• [Data for processing]
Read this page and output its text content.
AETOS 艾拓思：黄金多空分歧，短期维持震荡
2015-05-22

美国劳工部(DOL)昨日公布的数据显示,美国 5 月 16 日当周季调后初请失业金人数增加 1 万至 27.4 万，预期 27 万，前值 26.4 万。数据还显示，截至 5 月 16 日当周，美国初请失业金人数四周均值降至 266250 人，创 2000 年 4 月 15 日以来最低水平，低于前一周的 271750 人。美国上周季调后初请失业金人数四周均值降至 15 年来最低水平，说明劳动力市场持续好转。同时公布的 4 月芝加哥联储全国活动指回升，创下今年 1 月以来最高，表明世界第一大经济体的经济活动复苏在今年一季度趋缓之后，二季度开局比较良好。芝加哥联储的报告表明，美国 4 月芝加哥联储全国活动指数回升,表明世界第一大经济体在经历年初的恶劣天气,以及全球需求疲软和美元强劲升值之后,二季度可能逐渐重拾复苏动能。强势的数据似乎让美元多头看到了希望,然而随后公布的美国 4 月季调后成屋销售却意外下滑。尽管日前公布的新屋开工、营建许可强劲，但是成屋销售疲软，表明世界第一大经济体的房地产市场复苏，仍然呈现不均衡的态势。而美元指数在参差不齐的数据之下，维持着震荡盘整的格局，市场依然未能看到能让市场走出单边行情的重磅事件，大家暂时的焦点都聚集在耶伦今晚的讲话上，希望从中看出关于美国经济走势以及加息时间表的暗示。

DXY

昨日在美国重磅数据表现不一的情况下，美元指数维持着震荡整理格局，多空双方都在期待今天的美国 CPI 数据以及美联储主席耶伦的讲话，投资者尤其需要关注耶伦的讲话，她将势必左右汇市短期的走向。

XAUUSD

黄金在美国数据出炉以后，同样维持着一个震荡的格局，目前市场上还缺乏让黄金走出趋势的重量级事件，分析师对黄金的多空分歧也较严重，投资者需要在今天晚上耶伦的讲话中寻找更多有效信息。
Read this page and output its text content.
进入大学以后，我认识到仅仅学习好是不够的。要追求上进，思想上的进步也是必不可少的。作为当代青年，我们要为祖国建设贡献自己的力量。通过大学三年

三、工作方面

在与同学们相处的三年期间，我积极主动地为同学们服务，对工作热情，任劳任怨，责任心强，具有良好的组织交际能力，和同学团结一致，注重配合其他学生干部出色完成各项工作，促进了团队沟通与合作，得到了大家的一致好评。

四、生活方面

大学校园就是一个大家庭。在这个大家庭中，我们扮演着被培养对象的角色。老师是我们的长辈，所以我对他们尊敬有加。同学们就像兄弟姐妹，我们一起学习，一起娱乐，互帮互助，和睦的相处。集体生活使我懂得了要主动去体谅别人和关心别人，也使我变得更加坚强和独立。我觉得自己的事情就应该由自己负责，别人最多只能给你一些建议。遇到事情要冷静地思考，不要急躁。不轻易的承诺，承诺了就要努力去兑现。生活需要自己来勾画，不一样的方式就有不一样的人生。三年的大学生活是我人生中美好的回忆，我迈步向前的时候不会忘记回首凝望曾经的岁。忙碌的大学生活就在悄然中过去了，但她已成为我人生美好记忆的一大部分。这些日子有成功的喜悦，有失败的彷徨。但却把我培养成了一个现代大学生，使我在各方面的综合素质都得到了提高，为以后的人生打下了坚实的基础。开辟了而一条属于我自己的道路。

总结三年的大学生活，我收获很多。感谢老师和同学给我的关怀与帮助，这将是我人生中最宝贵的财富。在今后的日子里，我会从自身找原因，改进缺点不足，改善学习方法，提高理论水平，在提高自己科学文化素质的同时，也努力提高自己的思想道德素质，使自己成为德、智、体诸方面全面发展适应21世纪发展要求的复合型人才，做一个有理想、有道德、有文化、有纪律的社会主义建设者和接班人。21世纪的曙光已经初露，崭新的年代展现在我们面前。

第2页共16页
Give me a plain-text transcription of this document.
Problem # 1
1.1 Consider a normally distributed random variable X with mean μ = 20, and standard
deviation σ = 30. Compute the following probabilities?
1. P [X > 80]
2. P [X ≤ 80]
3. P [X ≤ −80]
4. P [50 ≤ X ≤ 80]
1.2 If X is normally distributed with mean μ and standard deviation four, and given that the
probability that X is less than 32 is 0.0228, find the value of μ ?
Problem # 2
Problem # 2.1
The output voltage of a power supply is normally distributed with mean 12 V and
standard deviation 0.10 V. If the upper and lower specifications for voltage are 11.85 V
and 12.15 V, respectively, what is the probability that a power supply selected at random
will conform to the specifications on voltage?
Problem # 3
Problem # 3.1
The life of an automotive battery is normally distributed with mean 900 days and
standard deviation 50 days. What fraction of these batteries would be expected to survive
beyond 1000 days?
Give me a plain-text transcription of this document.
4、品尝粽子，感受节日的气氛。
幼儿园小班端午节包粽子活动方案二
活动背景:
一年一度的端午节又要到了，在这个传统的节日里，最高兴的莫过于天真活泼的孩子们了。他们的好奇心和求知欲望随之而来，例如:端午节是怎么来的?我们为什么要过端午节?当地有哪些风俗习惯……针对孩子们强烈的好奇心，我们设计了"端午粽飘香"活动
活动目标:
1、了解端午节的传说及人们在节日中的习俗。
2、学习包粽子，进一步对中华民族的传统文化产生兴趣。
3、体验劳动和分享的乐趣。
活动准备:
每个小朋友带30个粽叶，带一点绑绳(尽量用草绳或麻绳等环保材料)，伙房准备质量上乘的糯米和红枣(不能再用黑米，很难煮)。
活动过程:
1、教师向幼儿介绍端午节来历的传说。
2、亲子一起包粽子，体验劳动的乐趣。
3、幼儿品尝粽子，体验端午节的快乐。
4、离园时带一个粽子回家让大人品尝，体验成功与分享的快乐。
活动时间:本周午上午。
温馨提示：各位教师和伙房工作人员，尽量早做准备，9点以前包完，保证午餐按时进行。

• [Prompt] Check each line above for the word "power" and say how many have it, with nothing else.

• [Reply to the exercise] 2